Only a number is wanted: how many lines of the entries include the string "zones"?

§ Record set:
•••
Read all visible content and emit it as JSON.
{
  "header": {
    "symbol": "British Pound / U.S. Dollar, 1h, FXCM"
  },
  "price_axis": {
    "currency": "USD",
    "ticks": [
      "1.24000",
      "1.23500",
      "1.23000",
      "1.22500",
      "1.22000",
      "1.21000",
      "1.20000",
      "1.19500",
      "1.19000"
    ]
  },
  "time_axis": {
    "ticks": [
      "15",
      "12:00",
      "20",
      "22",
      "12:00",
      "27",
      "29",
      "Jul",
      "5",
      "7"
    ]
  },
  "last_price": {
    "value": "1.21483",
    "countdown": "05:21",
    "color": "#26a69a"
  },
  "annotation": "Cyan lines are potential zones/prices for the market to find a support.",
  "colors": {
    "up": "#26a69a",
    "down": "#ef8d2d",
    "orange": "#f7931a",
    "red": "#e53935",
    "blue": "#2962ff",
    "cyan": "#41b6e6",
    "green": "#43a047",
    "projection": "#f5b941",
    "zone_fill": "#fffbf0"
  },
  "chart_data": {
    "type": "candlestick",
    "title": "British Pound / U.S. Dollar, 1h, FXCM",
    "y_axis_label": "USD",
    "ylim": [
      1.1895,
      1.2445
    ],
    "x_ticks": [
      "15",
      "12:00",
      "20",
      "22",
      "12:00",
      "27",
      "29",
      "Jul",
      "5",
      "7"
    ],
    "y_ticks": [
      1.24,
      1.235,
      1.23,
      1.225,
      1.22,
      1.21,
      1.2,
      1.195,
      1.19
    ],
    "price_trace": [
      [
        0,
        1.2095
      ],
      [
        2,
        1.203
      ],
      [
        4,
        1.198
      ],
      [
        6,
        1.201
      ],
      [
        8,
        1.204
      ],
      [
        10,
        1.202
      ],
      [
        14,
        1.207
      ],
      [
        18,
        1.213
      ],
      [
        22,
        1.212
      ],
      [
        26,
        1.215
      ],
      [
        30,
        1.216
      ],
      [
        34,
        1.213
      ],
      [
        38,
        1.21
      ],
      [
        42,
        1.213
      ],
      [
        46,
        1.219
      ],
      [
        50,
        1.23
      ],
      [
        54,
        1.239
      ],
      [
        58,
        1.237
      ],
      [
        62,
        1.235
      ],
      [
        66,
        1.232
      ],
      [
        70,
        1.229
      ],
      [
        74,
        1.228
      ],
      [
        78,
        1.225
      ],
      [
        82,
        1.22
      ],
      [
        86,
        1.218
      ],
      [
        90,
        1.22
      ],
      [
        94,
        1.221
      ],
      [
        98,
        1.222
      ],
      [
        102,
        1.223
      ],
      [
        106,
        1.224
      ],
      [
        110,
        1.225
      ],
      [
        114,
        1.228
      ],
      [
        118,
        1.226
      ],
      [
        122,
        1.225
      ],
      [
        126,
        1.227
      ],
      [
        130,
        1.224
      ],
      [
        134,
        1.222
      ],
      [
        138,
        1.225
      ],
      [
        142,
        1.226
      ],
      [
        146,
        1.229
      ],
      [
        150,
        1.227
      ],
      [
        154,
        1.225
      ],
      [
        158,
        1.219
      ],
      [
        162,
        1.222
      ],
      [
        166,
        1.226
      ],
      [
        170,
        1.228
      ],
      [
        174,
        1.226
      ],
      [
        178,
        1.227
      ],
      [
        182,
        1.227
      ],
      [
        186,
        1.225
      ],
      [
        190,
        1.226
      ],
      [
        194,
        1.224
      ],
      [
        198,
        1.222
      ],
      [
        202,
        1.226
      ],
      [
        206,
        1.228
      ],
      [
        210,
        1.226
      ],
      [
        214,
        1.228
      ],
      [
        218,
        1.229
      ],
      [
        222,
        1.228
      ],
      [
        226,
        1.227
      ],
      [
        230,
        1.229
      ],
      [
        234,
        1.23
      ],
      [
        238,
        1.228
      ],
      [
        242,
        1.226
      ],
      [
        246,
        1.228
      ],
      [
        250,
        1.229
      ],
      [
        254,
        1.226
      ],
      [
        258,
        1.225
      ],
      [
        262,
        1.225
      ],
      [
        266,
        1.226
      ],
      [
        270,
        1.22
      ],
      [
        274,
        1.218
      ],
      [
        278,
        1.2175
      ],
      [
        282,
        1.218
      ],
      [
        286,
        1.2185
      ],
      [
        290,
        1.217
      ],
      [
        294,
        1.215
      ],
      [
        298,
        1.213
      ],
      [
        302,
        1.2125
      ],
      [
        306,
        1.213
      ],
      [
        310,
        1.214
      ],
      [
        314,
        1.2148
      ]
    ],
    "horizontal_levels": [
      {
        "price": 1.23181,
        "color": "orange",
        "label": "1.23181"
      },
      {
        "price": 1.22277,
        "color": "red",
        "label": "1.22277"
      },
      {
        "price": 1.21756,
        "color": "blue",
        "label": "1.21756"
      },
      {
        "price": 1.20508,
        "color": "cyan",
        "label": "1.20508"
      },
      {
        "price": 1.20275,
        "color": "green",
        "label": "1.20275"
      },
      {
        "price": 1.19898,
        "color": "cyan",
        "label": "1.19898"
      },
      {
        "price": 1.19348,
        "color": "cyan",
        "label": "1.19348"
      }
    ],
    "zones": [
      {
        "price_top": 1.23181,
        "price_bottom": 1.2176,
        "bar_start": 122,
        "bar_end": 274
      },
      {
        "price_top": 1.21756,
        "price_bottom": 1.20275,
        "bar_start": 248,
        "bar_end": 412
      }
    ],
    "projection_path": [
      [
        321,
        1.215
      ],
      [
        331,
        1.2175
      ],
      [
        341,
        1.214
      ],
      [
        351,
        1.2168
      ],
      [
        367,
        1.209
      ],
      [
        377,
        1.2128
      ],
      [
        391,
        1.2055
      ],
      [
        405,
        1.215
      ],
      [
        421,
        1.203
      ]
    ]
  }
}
•••
§ Answer to this task: 2